TASK PROMPT:
Copy the listing exactly, starting at the line that contains "section-heading-economy: 4.经济上: [119, 906, 177, 922]" and ending after the line that contains "table-caption: 比较郡县制与分封制的不同: [119, 157, 287, 173]". Output only those lines.

DATA TO USE:
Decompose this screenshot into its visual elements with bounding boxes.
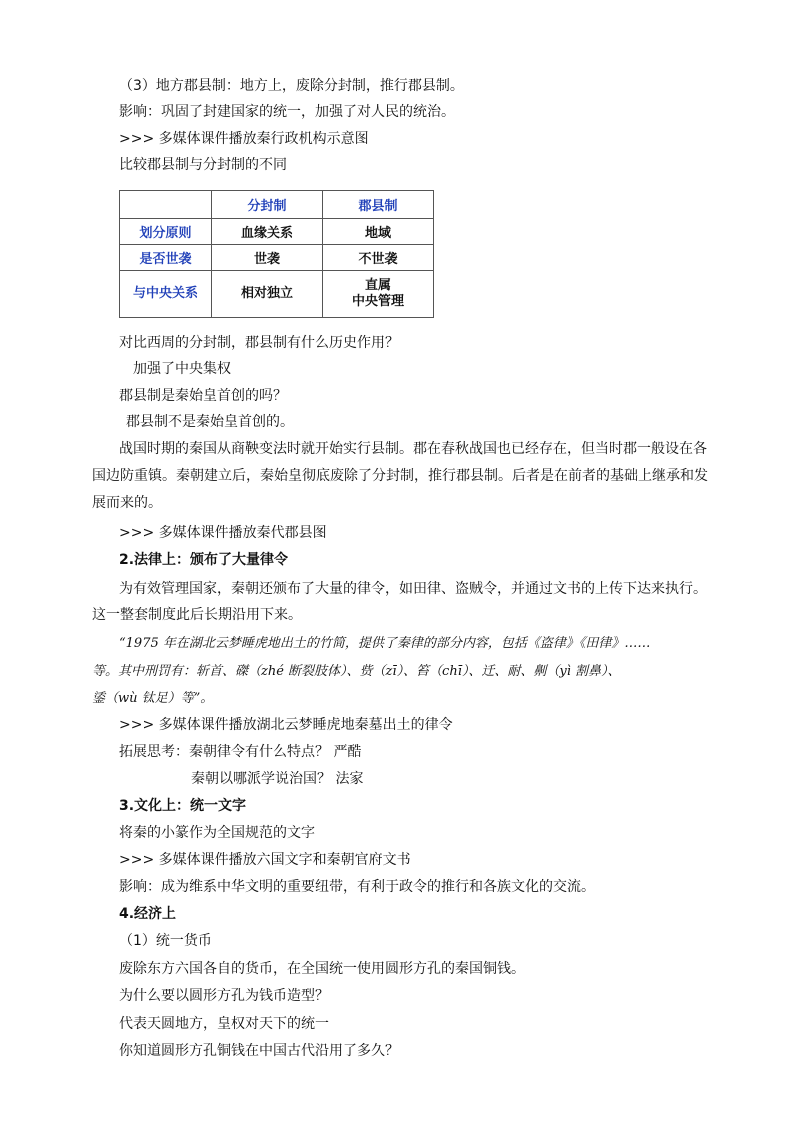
section-heading-economy: 4.经济上: [119, 906, 177, 922]
quote-line-2: 等。其中刑罚有：斩首、磔（zhé 断裂肢体）、赀（zī）、笞（chī）、迁、耐、劓（yì 割鼻）、: [92, 664, 621, 679]
paragraph-warring-states-3: 展而来的。: [92, 495, 162, 511]
table-header-row: [120, 191, 434, 219]
table-row: [120, 245, 434, 271]
table-cell: 血缘关系: [212, 219, 323, 245]
section-heading-law: 2.法律上：颁布了大量律令: [119, 552, 289, 568]
question-1: 对比西周的分封制，郡县制有什么历史作用？: [119, 335, 399, 351]
table-header-cell: [120, 191, 212, 219]
paragraph-law-1: 为有效管理国家，秦朝还颁布了大量的律令，如田律、盗贼令，并通过文书的上传下达来执行。: [119, 581, 707, 597]
table-cell: 不世袭: [323, 245, 434, 271]
table-row-label: 是否世袭: [120, 245, 212, 271]
comparison-table: [119, 190, 434, 318]
table-caption: 比较郡县制与分封制的不同: [119, 157, 287, 173]
paragraph-currency: 废除东方六国各自的货币，在全国统一使用圆形方孔的秦国铜钱。: [119, 961, 525, 977]
quote-line-1: “1975 年在湖北云梦睡虎地出土的竹简，提供了秦律的部分内容，包括《盗律》《田律》……: [119, 636, 651, 651]
table-header-cell: 分封制: [212, 191, 323, 219]
section-heading-culture: 3.文化上：统一文字: [119, 798, 247, 814]
table-cell: 地域: [323, 219, 434, 245]
table-header-cell: 郡县制: [323, 191, 434, 219]
paragraph-impact-1: 影响：巩固了封建国家的统一，加强了对人民的统治。: [119, 104, 455, 120]
paragraph-warring-states-2: 国边防重镇。秦朝建立后，秦始皇彻底废除了分封制，推行郡县制。后者是在前者的基础上继承和发: [92, 468, 708, 484]
extension-question-2: 秦朝以哪派学说治国？ 法家: [191, 771, 364, 787]
table-cell: 相对独立: [212, 271, 323, 318]
question-4: 你知道圆形方孔铜钱在中国古代沿用了多久？: [119, 1043, 399, 1059]
table-row: [120, 219, 434, 245]
multimedia-note-4: >>> 多媒体课件播放六国文字和秦朝官府文书: [119, 852, 411, 868]
paragraph-local-system: （3）地方郡县制：地方上，废除分封制，推行郡县制。: [119, 78, 464, 94]
extension-question-1: 拓展思考：秦朝律令有什么特点？ 严酷: [119, 744, 362, 760]
subheading-currency: （1）统一货币: [119, 933, 212, 949]
table-row-label: 与中央关系: [120, 271, 212, 318]
paragraph-law-2: 这一整套制度此后长期沿用下来。: [92, 607, 302, 623]
table-cell: 世袭: [212, 245, 323, 271]
quote-line-3: 鋈（wù 钛足）等”。: [92, 691, 214, 706]
answer-1: 加强了中央集权: [133, 361, 231, 377]
table-row-label: 划分原则: [120, 219, 212, 245]
multimedia-note-2: >>> 多媒体课件播放秦代郡县图: [119, 525, 327, 541]
table-row: [120, 271, 434, 318]
table-cell: 直属 中央管理: [323, 271, 434, 318]
answer-2: 郡县制不是秦始皇首创的。: [126, 414, 294, 430]
multimedia-note-1: >>> 多媒体课件播放秦行政机构示意图: [119, 131, 369, 147]
paragraph-culture: 将秦的小篆作为全国规范的文字: [119, 825, 315, 841]
multimedia-note-3: >>> 多媒体课件播放湖北云梦睡虎地秦墓出土的律令: [119, 717, 453, 733]
question-2: 郡县制是秦始皇首创的吗？: [119, 388, 287, 404]
question-3: 为什么要以圆形方孔为钱币造型？: [119, 988, 329, 1004]
answer-3: 代表天圆地方，皇权对天下的统一: [119, 1016, 329, 1032]
paragraph-impact-2: 影响：成为维系中华文明的重要纽带，有利于政令的推行和各族文化的交流。: [119, 879, 595, 895]
paragraph-warring-states-1: 战国时期的秦国从商鞅变法时就开始实行县制。郡在春秋战国也已经存在，但当时郡一般设在各: [119, 441, 707, 457]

RIGHT ANSWER:
section-heading-economy: 4.经济上: [119, 906, 177, 922]
quote-line-2: 等。其中刑罚有：斩首、磔（zhé 断裂肢体）、赀（zī）、笞（chī）、迁、耐、劓（yì 割鼻）、: [92, 664, 621, 679]
paragraph-warring-states-3: 展而来的。: [92, 495, 162, 511]
table-header-row: [120, 191, 434, 219]
table-row: [120, 245, 434, 271]
table-cell: 血缘关系: [212, 219, 323, 245]
section-heading-law: 2.法律上：颁布了大量律令: [119, 552, 289, 568]
question-1: 对比西周的分封制，郡县制有什么历史作用？: [119, 335, 399, 351]
table-header-cell: [120, 191, 212, 219]
paragraph-law-1: 为有效管理国家，秦朝还颁布了大量的律令，如田律、盗贼令，并通过文书的上传下达来执行。: [119, 581, 707, 597]
table-cell: 不世袭: [323, 245, 434, 271]
table-row-label: 是否世袭: [120, 245, 212, 271]
comparison-table: [119, 190, 434, 318]
table-caption: 比较郡县制与分封制的不同: [119, 157, 287, 173]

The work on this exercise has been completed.